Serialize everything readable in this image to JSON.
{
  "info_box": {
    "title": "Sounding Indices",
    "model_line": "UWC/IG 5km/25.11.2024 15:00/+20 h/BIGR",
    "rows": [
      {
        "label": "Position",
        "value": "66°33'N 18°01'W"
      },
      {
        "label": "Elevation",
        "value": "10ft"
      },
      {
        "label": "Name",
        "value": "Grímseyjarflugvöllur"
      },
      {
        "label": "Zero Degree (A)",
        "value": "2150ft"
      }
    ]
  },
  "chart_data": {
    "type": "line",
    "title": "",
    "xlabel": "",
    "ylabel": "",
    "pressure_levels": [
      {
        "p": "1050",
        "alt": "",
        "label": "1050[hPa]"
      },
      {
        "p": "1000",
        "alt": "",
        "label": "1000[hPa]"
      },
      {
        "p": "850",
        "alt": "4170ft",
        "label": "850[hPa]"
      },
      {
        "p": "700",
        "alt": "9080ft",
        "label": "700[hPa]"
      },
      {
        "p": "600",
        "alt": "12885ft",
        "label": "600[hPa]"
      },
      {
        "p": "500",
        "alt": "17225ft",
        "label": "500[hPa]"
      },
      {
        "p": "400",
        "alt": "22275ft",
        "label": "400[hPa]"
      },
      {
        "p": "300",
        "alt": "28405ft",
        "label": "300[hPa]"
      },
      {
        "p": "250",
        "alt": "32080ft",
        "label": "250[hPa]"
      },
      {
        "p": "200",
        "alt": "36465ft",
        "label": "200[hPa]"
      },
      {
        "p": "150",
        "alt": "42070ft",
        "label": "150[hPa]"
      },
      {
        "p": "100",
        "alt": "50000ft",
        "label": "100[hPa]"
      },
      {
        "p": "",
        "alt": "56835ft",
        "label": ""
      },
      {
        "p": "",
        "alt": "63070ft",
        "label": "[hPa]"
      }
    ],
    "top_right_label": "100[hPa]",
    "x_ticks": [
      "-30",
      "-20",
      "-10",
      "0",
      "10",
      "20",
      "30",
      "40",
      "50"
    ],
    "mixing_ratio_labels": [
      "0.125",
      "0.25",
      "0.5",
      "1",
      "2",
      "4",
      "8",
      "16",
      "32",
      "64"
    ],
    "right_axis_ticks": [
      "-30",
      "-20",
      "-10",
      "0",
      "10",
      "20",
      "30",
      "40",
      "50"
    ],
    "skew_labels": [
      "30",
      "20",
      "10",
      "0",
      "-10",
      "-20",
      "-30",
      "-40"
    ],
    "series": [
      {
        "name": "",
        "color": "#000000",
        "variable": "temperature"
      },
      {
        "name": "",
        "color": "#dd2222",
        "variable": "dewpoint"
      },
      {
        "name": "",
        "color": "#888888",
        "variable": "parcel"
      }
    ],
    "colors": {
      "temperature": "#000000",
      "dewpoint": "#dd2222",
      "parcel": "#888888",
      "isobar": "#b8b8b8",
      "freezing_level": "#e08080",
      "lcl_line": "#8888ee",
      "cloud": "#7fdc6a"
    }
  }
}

CHALLENGE:
Using the listing above, return all lines where the word "temperature" occurs.

EXPECTED ANSWER:
        "variable": "temperature"
      "temperature": "#000000",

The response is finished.